- [DIRECTIONS FOR THIS TASK]:
Reproduce each line exactly, including spacing and punctuation.

★ ★ ★ ★ ★ ★ ★

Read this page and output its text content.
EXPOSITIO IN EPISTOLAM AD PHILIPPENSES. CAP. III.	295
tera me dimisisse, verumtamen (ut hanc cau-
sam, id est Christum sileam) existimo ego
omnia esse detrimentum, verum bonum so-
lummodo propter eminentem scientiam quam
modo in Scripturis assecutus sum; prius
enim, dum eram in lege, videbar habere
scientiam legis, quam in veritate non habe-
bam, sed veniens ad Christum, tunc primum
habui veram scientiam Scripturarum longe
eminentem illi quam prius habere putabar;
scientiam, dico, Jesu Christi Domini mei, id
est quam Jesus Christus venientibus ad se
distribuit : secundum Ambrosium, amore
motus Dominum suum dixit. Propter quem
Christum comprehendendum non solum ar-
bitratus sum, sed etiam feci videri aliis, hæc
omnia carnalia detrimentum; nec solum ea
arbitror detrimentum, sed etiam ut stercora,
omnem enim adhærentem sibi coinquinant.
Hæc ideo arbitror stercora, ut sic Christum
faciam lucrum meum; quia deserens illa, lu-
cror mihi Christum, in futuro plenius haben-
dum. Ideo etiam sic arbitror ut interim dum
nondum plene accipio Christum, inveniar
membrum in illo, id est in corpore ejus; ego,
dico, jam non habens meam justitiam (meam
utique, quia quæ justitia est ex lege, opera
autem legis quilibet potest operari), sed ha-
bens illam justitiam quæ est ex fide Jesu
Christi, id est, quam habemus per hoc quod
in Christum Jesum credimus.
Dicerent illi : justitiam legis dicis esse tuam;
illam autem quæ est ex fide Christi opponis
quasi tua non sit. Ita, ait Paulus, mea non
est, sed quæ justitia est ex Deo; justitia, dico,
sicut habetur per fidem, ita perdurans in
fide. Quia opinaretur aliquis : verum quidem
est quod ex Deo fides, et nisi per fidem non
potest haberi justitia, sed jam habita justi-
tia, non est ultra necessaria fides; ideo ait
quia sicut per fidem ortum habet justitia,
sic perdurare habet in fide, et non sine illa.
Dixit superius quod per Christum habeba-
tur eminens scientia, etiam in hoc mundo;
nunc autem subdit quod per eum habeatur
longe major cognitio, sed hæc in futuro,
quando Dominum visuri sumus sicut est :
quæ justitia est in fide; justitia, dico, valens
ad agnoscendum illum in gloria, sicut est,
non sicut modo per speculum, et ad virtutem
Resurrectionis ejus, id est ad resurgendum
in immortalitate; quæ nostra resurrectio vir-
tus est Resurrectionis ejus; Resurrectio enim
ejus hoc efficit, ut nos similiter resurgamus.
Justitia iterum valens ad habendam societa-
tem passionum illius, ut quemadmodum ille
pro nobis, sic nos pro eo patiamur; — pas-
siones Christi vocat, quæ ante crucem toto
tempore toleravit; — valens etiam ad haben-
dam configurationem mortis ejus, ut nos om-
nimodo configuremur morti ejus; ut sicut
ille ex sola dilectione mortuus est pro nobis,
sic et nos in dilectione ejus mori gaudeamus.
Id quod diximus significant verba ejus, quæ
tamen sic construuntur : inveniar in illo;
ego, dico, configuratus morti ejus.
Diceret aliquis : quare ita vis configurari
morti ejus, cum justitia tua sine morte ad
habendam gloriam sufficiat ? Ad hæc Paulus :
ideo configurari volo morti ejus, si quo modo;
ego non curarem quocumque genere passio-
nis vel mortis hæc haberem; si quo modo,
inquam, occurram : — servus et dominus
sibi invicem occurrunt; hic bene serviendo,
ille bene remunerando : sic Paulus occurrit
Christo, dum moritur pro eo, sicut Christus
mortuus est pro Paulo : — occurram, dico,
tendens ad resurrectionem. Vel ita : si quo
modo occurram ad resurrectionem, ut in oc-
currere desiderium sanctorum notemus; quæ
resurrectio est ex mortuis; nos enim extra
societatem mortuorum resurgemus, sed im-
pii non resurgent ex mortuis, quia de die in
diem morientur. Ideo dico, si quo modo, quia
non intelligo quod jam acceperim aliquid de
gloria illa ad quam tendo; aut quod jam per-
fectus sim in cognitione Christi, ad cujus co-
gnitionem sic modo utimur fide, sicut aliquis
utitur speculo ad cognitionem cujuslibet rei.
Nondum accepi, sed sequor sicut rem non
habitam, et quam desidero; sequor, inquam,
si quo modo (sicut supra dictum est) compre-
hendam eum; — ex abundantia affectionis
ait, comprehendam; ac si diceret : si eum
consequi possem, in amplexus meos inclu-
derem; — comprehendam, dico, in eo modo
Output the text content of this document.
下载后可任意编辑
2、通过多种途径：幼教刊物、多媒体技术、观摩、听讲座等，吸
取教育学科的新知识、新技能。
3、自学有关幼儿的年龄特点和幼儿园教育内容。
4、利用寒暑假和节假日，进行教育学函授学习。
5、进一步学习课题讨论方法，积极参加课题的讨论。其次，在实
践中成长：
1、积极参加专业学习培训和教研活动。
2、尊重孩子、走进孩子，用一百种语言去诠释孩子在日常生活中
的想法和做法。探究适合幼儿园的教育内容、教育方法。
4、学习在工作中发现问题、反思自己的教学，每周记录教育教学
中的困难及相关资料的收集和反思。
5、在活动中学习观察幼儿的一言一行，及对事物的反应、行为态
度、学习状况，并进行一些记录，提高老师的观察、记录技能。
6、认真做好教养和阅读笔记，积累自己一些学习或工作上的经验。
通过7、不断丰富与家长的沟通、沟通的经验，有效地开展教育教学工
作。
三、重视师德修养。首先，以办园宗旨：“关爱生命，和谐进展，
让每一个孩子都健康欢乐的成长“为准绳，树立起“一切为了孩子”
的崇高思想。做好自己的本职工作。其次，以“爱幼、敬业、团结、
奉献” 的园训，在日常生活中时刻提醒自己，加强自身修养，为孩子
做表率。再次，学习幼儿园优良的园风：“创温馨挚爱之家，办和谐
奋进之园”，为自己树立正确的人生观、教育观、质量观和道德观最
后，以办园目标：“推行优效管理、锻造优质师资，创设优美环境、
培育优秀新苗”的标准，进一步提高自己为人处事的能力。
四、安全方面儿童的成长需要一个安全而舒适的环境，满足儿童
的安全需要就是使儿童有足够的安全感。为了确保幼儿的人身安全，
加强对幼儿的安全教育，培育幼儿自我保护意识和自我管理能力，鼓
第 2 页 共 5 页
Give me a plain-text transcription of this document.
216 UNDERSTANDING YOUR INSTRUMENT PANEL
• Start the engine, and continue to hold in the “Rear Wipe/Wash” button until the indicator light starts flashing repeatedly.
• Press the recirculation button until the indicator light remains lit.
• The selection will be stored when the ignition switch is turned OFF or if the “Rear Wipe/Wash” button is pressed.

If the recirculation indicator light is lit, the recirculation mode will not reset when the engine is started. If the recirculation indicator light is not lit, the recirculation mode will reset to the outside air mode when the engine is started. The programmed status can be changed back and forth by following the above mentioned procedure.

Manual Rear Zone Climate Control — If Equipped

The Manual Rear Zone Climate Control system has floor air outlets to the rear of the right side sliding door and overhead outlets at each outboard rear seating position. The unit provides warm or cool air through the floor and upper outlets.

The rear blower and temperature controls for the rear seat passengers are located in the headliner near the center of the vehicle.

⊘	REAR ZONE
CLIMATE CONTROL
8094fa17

★ ★ ★ ★ ★ ★ ★

- [TASK SOLUTION]:
Read this page and output its text content.
EXPOSITIO IN EPISTOLAM AD PHILIPPENSES. CAP. III.	295
tera me dimisisse, verumtamen (ut hanc cau-
sam, id est Christum sileam) existimo ego
omnia esse detrimentum, verum bonum so-
lummodo propter eminentem scientiam quam
modo in Scripturis assecutus sum; prius
enim, dum eram in lege, videbar habere
scientiam legis, quam in veritate non habe-
bam, sed veniens ad Christum, tunc primum
habui veram scientiam Scripturarum longe
eminentem illi quam prius habere putabar;
scientiam, dico, Jesu Christi Domini mei, id
est quam Jesus Christus venientibus ad se
distribuit : secundum Ambrosium, amore
motus Dominum suum dixit. Propter quem
Christum comprehendendum non solum ar-
bitratus sum, sed etiam feci videri aliis, hæc
omnia carnalia detrimentum; nec solum ea
arbitror detrimentum, sed etiam ut stercora,
omnem enim adhærentem sibi coinquinant.
Hæc ideo arbitror stercora, ut sic Christum
faciam lucrum meum; quia deserens illa, lu-
cror mihi Christum, in futuro plenius haben-
dum. Ideo etiam sic arbitror ut interim dum
nondum plene accipio Christum, inveniar
membrum in illo, id est in corpore ejus; ego,
dico, jam non habens meam justitiam (meam
utique, quia quæ justitia est ex lege, opera
autem legis quilibet potest operari), sed ha-
bens illam justitiam quæ est ex fide Jesu
Christi, id est, quam habemus per hoc quod
in Christum Jesum credimus.
Dicerent illi : justitiam legis dicis esse tuam;
illam autem quæ est ex fide Christi opponis
quasi tua non sit. Ita, ait Paulus, mea non
est, sed quæ justitia est ex Deo; justitia, dico,
sicut habetur per fidem, ita perdurans in
fide. Quia opinaretur aliquis : verum quidem
est quod ex Deo fides, et nisi per fidem non
potest haberi justitia, sed jam habita justi-
tia, non est ultra necessaria fides; ideo ait
quia sicut per fidem ortum habet justitia,
sic perdurare habet in fide, et non sine illa.
Dixit superius quod per Christum habeba-
tur eminens scientia, etiam in hoc mundo;
nunc autem subdit quod per eum habeatur
longe major cognitio, sed hæc in futuro,
quando Dominum visuri sumus sicut est :
quæ justitia est in fide; justitia, dico, valens
ad agnoscendum illum in gloria, sicut est,
non sicut modo per speculum, et ad virtutem
Resurrectionis ejus, id est ad resurgendum
in immortalitate; quæ nostra resurrectio vir-
tus est Resurrectionis ejus; Resurrectio enim
ejus hoc efficit, ut nos similiter resurgamus.
Justitia iterum valens ad habendam societa-
tem passionum illius, ut quemadmodum ille
pro nobis, sic nos pro eo patiamur; — pas-
siones Christi vocat, quæ ante crucem toto
tempore toleravit; — valens etiam ad haben-
dam configurationem mortis ejus, ut nos om-
nimodo configuremur morti ejus; ut sicut
ille ex sola dilectione mortuus est pro nobis,
sic et nos in dilectione ejus mori gaudeamus.
Id quod diximus significant verba ejus, quæ
tamen sic construuntur : inveniar in illo;
ego, dico, configuratus morti ejus.
Diceret aliquis : quare ita vis configurari
morti ejus, cum justitia tua sine morte ad
habendam gloriam sufficiat ? Ad hæc Paulus :
ideo configurari volo morti ejus, si quo modo;
ego non curarem quocumque genere passio-
nis vel mortis hæc haberem; si quo modo,
inquam, occurram : — servus et dominus
sibi invicem occurrunt; hic bene serviendo,
ille bene remunerando : sic Paulus occurrit
Christo, dum moritur pro eo, sicut Christus
mortuus est pro Paulo : — occurram, dico,
tendens ad resurrectionem. Vel ita : si quo
modo occurram ad resurrectionem, ut in oc-
currere desiderium sanctorum notemus; quæ
resurrectio est ex mortuis; nos enim extra
societatem mortuorum resurgemus, sed im-
pii non resurgent ex mortuis, quia de die in
diem morientur. Ideo dico, si quo modo, quia
non intelligo quod jam acceperim aliquid de
gloria illa ad quam tendo; aut quod jam per-
fectus sim in cognitione Christi, ad cujus co-
gnitionem sic modo utimur fide, sicut aliquis
utitur speculo ad cognitionem cujuslibet rei.
Nondum accepi, sed sequor sicut rem non
habitam, et quam desidero; sequor, inquam,
si quo modo (sicut supra dictum est) compre-
hendam eum; — ex abundantia affectionis
ait, comprehendam; ac si diceret : si eum
consequi possem, in amplexus meos inclu-
derem; — comprehendam, dico, in eo modo
Output the text content of this document.
下载后可任意编辑
2、通过多种途径：幼教刊物、多媒体技术、观摩、听讲座等，吸
取教育学科的新知识、新技能。
3、自学有关幼儿的年龄特点和幼儿园教育内容。
4、利用寒暑假和节假日，进行教育学函授学习。
5、进一步学习课题讨论方法，积极参加课题的讨论。其次，在实
践中成长：
1、积极参加专业学习培训和教研活动。
2、尊重孩子、走进孩子，用一百种语言去诠释孩子在日常生活中
的想法和做法。探究适合幼儿园的教育内容、教育方法。
4、学习在工作中发现问题、反思自己的教学，每周记录教育教学
中的困难及相关资料的收集和反思。
5、在活动中学习观察幼儿的一言一行，及对事物的反应、行为态
度、学习状况，并进行一些记录，提高老师的观察、记录技能。
6、认真做好教养和阅读笔记，积累自己一些学习或工作上的经验。
通过7、不断丰富与家长的沟通、沟通的经验，有效地开展教育教学工
作。
三、重视师德修养。首先，以办园宗旨：“关爱生命，和谐进展，
让每一个孩子都健康欢乐的成长“为准绳，树立起“一切为了孩子”
的崇高思想。做好自己的本职工作。其次，以“爱幼、敬业、团结、
奉献” 的园训，在日常生活中时刻提醒自己，加强自身修养，为孩子
做表率。再次，学习幼儿园优良的园风：“创温馨挚爱之家，办和谐
奋进之园”，为自己树立正确的人生观、教育观、质量观和道德观最
后，以办园目标：“推行优效管理、锻造优质师资，创设优美环境、
培育优秀新苗”的标准，进一步提高自己为人处事的能力。
四、安全方面儿童的成长需要一个安全而舒适的环境，满足儿童
的安全需要就是使儿童有足够的安全感。为了确保幼儿的人身安全，
加强对幼儿的安全教育，培育幼儿自我保护意识和自我管理能力，鼓
第 2 页 共 5 页
Give me a plain-text transcription of this document.
216 UNDERSTANDING YOUR INSTRUMENT PANEL
• Start the engine, and continue to hold in the “Rear Wipe/Wash” button until the indicator light starts flashing repeatedly.
• Press the recirculation button until the indicator light remains lit.
• The selection will be stored when the ignition switch is turned OFF or if the “Rear Wipe/Wash” button is pressed.

If the recirculation indicator light is lit, the recirculation mode will not reset when the engine is started. If the recirculation indicator light is not lit, the recirculation mode will reset to the outside air mode when the engine is started. The programmed status can be changed back and forth by following the above mentioned procedure.

Manual Rear Zone Climate Control — If Equipped

The Manual Rear Zone Climate Control system has floor air outlets to the rear of the right side sliding door and overhead outlets at each outboard rear seating position. The unit provides warm or cool air through the floor and upper outlets.

The rear blower and temperature controls for the rear seat passengers are located in the headliner near the center of the vehicle.

⊘	REAR ZONE
CLIMATE CONTROL
8094fa17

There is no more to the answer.